-- begin --

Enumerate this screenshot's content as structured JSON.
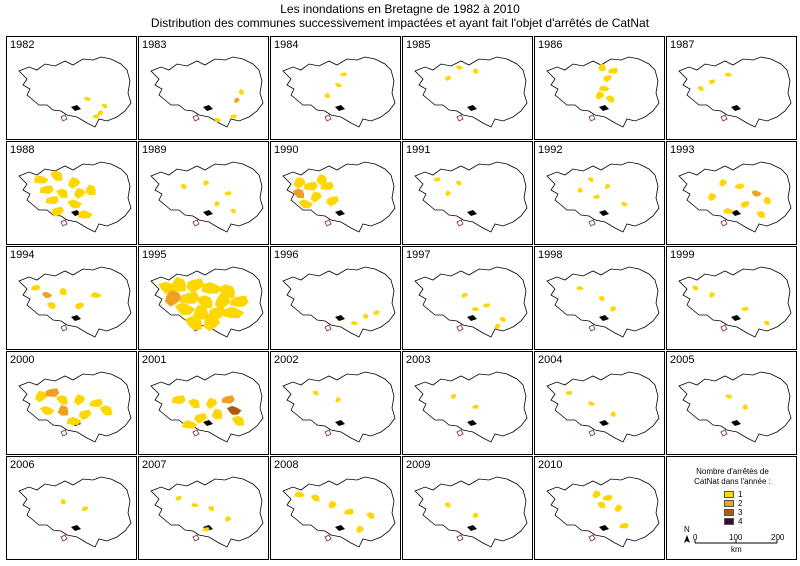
{
  "title_line1": "Les inondations en Bretagne de 1982 à 2010",
  "title_line2": "Distribution des communes successivement impactées et ayant fait l'objet d'arrêtés de CatNat",
  "colors": {
    "1": "#ffd700",
    "2": "#f0a020",
    "3": "#b05a10",
    "4": "#3a0a30"
  },
  "years": [
    {
      "year": "1982",
      "intensity": "low",
      "spots": [
        [
          0.78,
          0.7,
          1
        ],
        [
          0.74,
          0.8,
          1
        ],
        [
          0.7,
          0.85,
          1
        ],
        [
          0.62,
          0.6,
          1
        ]
      ]
    },
    {
      "year": "1983",
      "intensity": "low",
      "spots": [
        [
          0.78,
          0.62,
          2
        ],
        [
          0.75,
          0.85,
          1
        ],
        [
          0.6,
          0.9,
          1
        ],
        [
          0.82,
          0.5,
          1
        ]
      ]
    },
    {
      "year": "1984",
      "intensity": "low",
      "spots": [
        [
          0.55,
          0.25,
          1
        ],
        [
          0.5,
          0.4,
          1
        ],
        [
          0.4,
          0.55,
          1
        ]
      ]
    },
    {
      "year": "1985",
      "intensity": "low",
      "spots": [
        [
          0.4,
          0.15,
          1
        ],
        [
          0.55,
          0.2,
          1
        ],
        [
          0.3,
          0.3,
          1
        ]
      ]
    },
    {
      "year": "1986",
      "intensity": "medium",
      "spots": [
        [
          0.5,
          0.15,
          1
        ],
        [
          0.55,
          0.3,
          1
        ],
        [
          0.52,
          0.45,
          1
        ],
        [
          0.58,
          0.6,
          1
        ],
        [
          0.48,
          0.55,
          1
        ],
        [
          0.6,
          0.2,
          1
        ]
      ]
    },
    {
      "year": "1987",
      "intensity": "low",
      "spots": [
        [
          0.3,
          0.35,
          1
        ],
        [
          0.45,
          0.25,
          1
        ],
        [
          0.2,
          0.45,
          1
        ]
      ]
    },
    {
      "year": "1988",
      "intensity": "high",
      "spots": [
        [
          0.2,
          0.25,
          1
        ],
        [
          0.35,
          0.2,
          1
        ],
        [
          0.5,
          0.3,
          1
        ],
        [
          0.25,
          0.4,
          1
        ],
        [
          0.4,
          0.45,
          1
        ],
        [
          0.55,
          0.45,
          1
        ],
        [
          0.3,
          0.55,
          1
        ],
        [
          0.5,
          0.6,
          1
        ],
        [
          0.65,
          0.4,
          1
        ],
        [
          0.35,
          0.7,
          1
        ],
        [
          0.6,
          0.75,
          1
        ]
      ]
    },
    {
      "year": "1989",
      "intensity": "low",
      "spots": [
        [
          0.3,
          0.35,
          1
        ],
        [
          0.5,
          0.3,
          1
        ],
        [
          0.7,
          0.45,
          1
        ],
        [
          0.75,
          0.7,
          1
        ],
        [
          0.6,
          0.6,
          1
        ]
      ]
    },
    {
      "year": "1990",
      "intensity": "high",
      "spots": [
        [
          0.15,
          0.3,
          1
        ],
        [
          0.25,
          0.35,
          1
        ],
        [
          0.15,
          0.45,
          2
        ],
        [
          0.3,
          0.5,
          1
        ],
        [
          0.4,
          0.35,
          1
        ],
        [
          0.2,
          0.6,
          1
        ],
        [
          0.35,
          0.25,
          1
        ],
        [
          0.45,
          0.55,
          1
        ]
      ]
    },
    {
      "year": "1991",
      "intensity": "low",
      "spots": [
        [
          0.2,
          0.25,
          1
        ],
        [
          0.4,
          0.3,
          1
        ],
        [
          0.3,
          0.45,
          1
        ]
      ]
    },
    {
      "year": "1992",
      "intensity": "low",
      "spots": [
        [
          0.4,
          0.25,
          1
        ],
        [
          0.55,
          0.35,
          1
        ],
        [
          0.45,
          0.5,
          1
        ],
        [
          0.7,
          0.6,
          1
        ],
        [
          0.3,
          0.4,
          1
        ]
      ]
    },
    {
      "year": "1993",
      "intensity": "medium",
      "spots": [
        [
          0.4,
          0.3,
          1
        ],
        [
          0.55,
          0.35,
          1
        ],
        [
          0.7,
          0.45,
          2
        ],
        [
          0.8,
          0.55,
          1
        ],
        [
          0.6,
          0.6,
          1
        ],
        [
          0.45,
          0.7,
          1
        ],
        [
          0.75,
          0.75,
          1
        ],
        [
          0.3,
          0.5,
          1
        ]
      ]
    },
    {
      "year": "1994",
      "intensity": "medium",
      "spots": [
        [
          0.15,
          0.3,
          1
        ],
        [
          0.25,
          0.4,
          2
        ],
        [
          0.4,
          0.35,
          1
        ],
        [
          0.55,
          0.55,
          1
        ],
        [
          0.7,
          0.4,
          1
        ],
        [
          0.3,
          0.55,
          1
        ]
      ]
    },
    {
      "year": "1995",
      "intensity": "very-high",
      "spots": [
        [
          0.15,
          0.3,
          1
        ],
        [
          0.25,
          0.25,
          1
        ],
        [
          0.4,
          0.25,
          1
        ],
        [
          0.55,
          0.3,
          1
        ],
        [
          0.7,
          0.35,
          1
        ],
        [
          0.2,
          0.45,
          2
        ],
        [
          0.35,
          0.45,
          1
        ],
        [
          0.5,
          0.5,
          1
        ],
        [
          0.65,
          0.5,
          1
        ],
        [
          0.8,
          0.5,
          1
        ],
        [
          0.3,
          0.6,
          1
        ],
        [
          0.45,
          0.65,
          1
        ],
        [
          0.6,
          0.65,
          1
        ],
        [
          0.75,
          0.65,
          1
        ],
        [
          0.4,
          0.8,
          1
        ],
        [
          0.55,
          0.8,
          1
        ]
      ]
    },
    {
      "year": "1996",
      "intensity": "low",
      "spots": [
        [
          0.75,
          0.7,
          1
        ],
        [
          0.85,
          0.65,
          1
        ],
        [
          0.65,
          0.8,
          1
        ]
      ]
    },
    {
      "year": "1997",
      "intensity": "low",
      "spots": [
        [
          0.45,
          0.4,
          1
        ],
        [
          0.55,
          0.6,
          1
        ],
        [
          0.8,
          0.75,
          1
        ],
        [
          0.75,
          0.85,
          1
        ],
        [
          0.65,
          0.55,
          1
        ]
      ]
    },
    {
      "year": "1998",
      "intensity": "low",
      "spots": [
        [
          0.3,
          0.3,
          1
        ],
        [
          0.5,
          0.45,
          1
        ],
        [
          0.6,
          0.6,
          1
        ]
      ]
    },
    {
      "year": "1999",
      "intensity": "low",
      "spots": [
        [
          0.15,
          0.3,
          1
        ],
        [
          0.3,
          0.4,
          1
        ],
        [
          0.6,
          0.6,
          1
        ],
        [
          0.8,
          0.8,
          1
        ]
      ]
    },
    {
      "year": "2000",
      "intensity": "high",
      "spots": [
        [
          0.2,
          0.35,
          1
        ],
        [
          0.3,
          0.3,
          2
        ],
        [
          0.4,
          0.4,
          1
        ],
        [
          0.55,
          0.4,
          1
        ],
        [
          0.7,
          0.45,
          1
        ],
        [
          0.25,
          0.55,
          1
        ],
        [
          0.4,
          0.55,
          2
        ],
        [
          0.6,
          0.6,
          1
        ],
        [
          0.5,
          0.7,
          1
        ],
        [
          0.8,
          0.55,
          1
        ]
      ]
    },
    {
      "year": "2001",
      "intensity": "high",
      "spots": [
        [
          0.25,
          0.4,
          1
        ],
        [
          0.4,
          0.45,
          1
        ],
        [
          0.55,
          0.45,
          1
        ],
        [
          0.7,
          0.4,
          2
        ],
        [
          0.75,
          0.55,
          3
        ],
        [
          0.6,
          0.6,
          1
        ],
        [
          0.45,
          0.65,
          1
        ],
        [
          0.35,
          0.75,
          1
        ],
        [
          0.8,
          0.7,
          1
        ]
      ]
    },
    {
      "year": "2002",
      "intensity": "low",
      "spots": [
        [
          0.3,
          0.3,
          1
        ],
        [
          0.5,
          0.4,
          1
        ]
      ]
    },
    {
      "year": "2003",
      "intensity": "low",
      "spots": [
        [
          0.35,
          0.35,
          1
        ],
        [
          0.55,
          0.5,
          1
        ]
      ]
    },
    {
      "year": "2004",
      "intensity": "low",
      "spots": [
        [
          0.2,
          0.3,
          1
        ],
        [
          0.4,
          0.45,
          1
        ],
        [
          0.6,
          0.6,
          1
        ]
      ]
    },
    {
      "year": "2005",
      "intensity": "low",
      "spots": [
        [
          0.45,
          0.35,
          1
        ],
        [
          0.6,
          0.5,
          1
        ]
      ]
    },
    {
      "year": "2006",
      "intensity": "low",
      "spots": [
        [
          0.4,
          0.35,
          1
        ],
        [
          0.6,
          0.45,
          1
        ]
      ]
    },
    {
      "year": "2007",
      "intensity": "low",
      "spots": [
        [
          0.25,
          0.3,
          1
        ],
        [
          0.4,
          0.4,
          1
        ],
        [
          0.55,
          0.45,
          1
        ],
        [
          0.7,
          0.6,
          1
        ],
        [
          0.5,
          0.75,
          1
        ]
      ]
    },
    {
      "year": "2008",
      "intensity": "medium",
      "spots": [
        [
          0.15,
          0.25,
          1
        ],
        [
          0.3,
          0.3,
          1
        ],
        [
          0.45,
          0.4,
          1
        ],
        [
          0.6,
          0.5,
          1
        ],
        [
          0.8,
          0.55,
          1
        ],
        [
          0.7,
          0.75,
          1
        ]
      ]
    },
    {
      "year": "2009",
      "intensity": "low",
      "spots": [
        [
          0.3,
          0.4,
          1
        ],
        [
          0.55,
          0.55,
          1
        ]
      ]
    },
    {
      "year": "2010",
      "intensity": "medium",
      "spots": [
        [
          0.45,
          0.25,
          1
        ],
        [
          0.55,
          0.3,
          1
        ],
        [
          0.5,
          0.4,
          1
        ],
        [
          0.65,
          0.45,
          1
        ],
        [
          0.7,
          0.7,
          1
        ]
      ]
    }
  ],
  "legend": {
    "title_line1": "Nombre d'arrêtés de",
    "title_line2": "CatNat dans l'année :",
    "items": [
      {
        "label": "1",
        "color": "#ffd700"
      },
      {
        "label": "2",
        "color": "#f0a020"
      },
      {
        "label": "3",
        "color": "#b05a10"
      },
      {
        "label": "4",
        "color": "#3a0a30"
      }
    ],
    "scale_0": "0",
    "scale_100": "100",
    "scale_200": "200",
    "scale_unit": "km",
    "north": "N"
  }
}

-- end --

◆ Request ◆
Copy every line that contains the string "arrêtés".

◆ Written answer ◆
  "title_line2": "Distribution des communes successivement impactées et ayant fait l'objet d'arrêtés de CatNat",
    "title_line1": "Nombre d'arrêtés de",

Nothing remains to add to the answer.